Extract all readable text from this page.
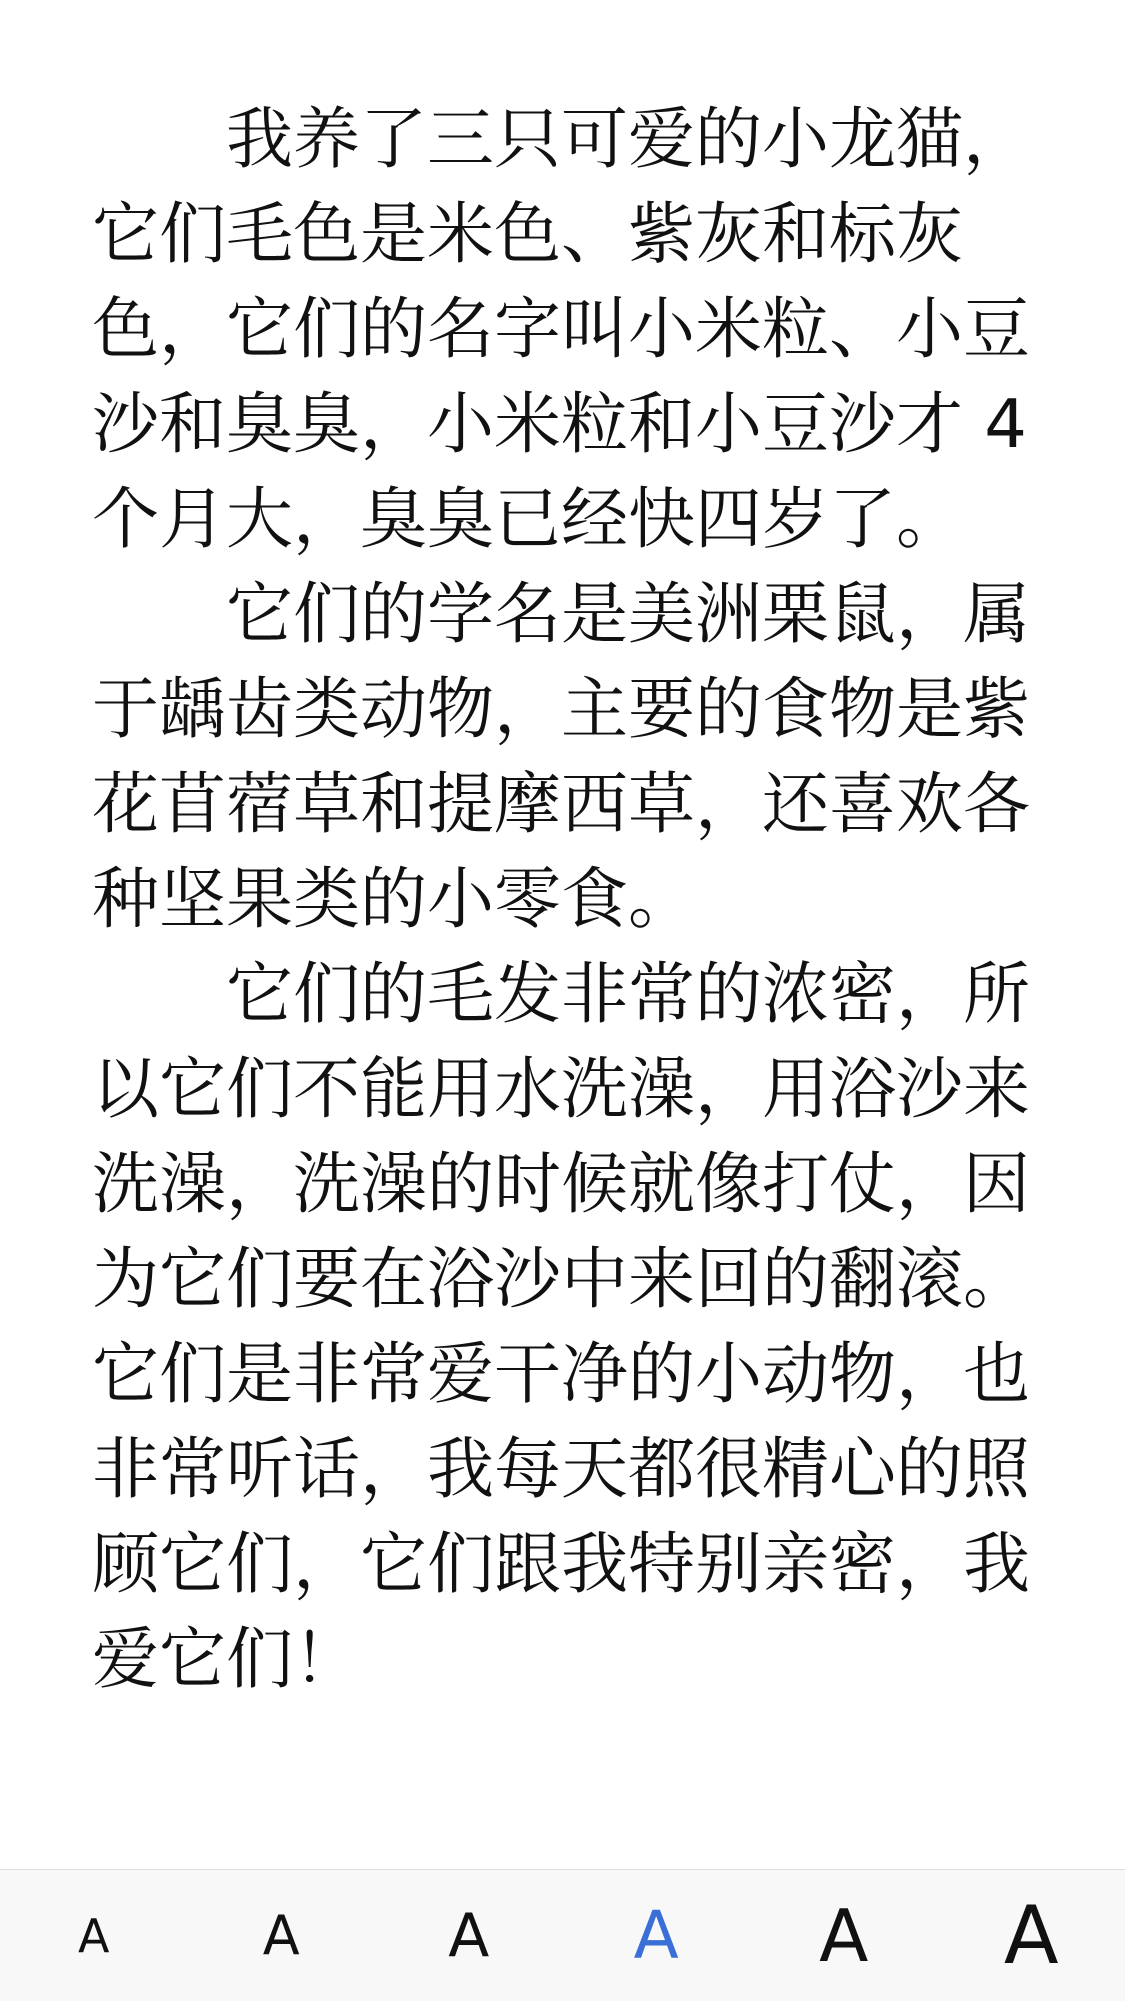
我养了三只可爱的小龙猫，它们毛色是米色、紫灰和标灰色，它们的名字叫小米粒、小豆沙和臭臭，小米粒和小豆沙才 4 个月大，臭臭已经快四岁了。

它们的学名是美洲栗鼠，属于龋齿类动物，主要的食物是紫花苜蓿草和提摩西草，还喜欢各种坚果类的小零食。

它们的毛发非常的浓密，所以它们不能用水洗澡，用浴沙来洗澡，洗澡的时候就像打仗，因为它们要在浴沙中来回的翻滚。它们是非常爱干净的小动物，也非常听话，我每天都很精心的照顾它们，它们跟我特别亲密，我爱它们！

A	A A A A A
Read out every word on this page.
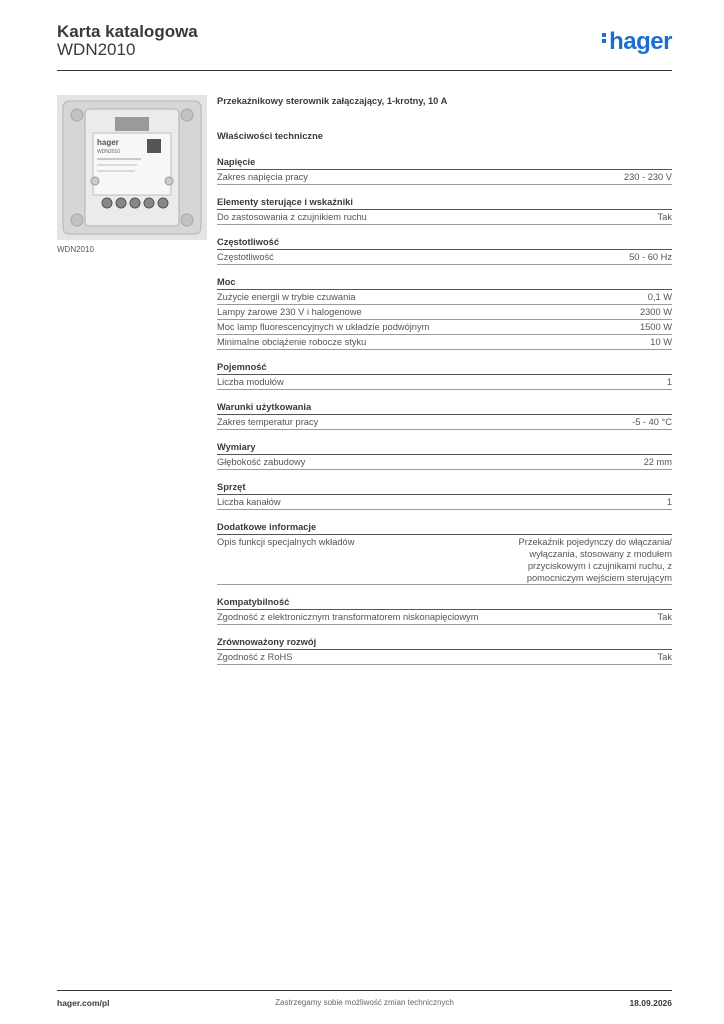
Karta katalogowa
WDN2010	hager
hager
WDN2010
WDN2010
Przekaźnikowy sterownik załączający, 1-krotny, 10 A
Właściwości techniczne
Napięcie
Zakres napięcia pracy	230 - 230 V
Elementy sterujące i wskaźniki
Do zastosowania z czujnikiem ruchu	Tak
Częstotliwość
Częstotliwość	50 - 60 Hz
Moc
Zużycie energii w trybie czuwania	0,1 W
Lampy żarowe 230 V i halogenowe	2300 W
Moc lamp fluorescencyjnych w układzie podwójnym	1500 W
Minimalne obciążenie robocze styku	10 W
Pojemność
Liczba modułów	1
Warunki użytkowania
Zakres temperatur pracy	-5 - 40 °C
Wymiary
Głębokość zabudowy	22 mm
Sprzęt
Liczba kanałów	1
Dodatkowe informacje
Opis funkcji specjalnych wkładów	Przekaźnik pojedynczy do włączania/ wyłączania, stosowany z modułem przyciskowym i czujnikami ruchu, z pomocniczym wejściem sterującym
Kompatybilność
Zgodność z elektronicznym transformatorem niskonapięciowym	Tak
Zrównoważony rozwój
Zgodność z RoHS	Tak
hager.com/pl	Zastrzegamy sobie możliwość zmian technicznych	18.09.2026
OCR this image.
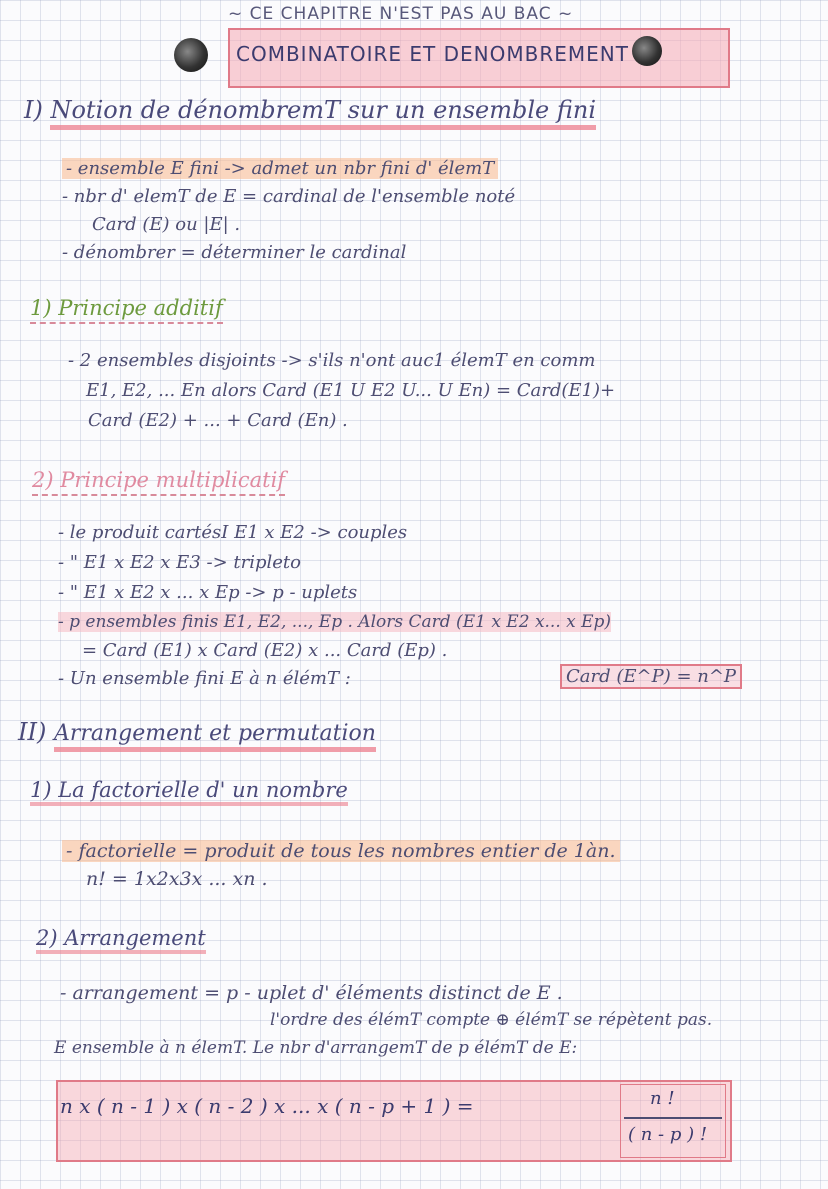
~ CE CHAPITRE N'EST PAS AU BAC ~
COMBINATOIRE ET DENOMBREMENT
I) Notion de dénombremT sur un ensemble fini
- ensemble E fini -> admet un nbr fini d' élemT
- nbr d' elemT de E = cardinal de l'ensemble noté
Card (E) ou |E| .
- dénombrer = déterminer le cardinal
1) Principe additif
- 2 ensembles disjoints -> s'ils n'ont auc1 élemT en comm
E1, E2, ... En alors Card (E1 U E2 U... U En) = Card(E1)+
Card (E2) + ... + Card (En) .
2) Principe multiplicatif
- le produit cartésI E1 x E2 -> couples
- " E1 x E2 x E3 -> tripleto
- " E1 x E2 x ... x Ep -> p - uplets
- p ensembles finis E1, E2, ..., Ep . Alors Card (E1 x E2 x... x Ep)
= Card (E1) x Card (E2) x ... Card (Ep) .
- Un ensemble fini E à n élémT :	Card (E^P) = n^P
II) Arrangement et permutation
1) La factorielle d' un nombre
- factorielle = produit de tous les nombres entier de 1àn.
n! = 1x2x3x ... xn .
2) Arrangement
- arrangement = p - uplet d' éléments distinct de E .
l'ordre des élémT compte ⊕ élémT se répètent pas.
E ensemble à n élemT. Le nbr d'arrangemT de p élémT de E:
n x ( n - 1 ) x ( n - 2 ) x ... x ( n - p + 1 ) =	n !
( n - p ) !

= GIVEN PROBLEM =
Search the preceding listing for the word "Zakres" and pull out every line that holds it.

= RESULT OF THE EXERCISE =
Zakres napięcia pracy	230 - 230 V
Zakres temperatur pracy	-5 - 40 °C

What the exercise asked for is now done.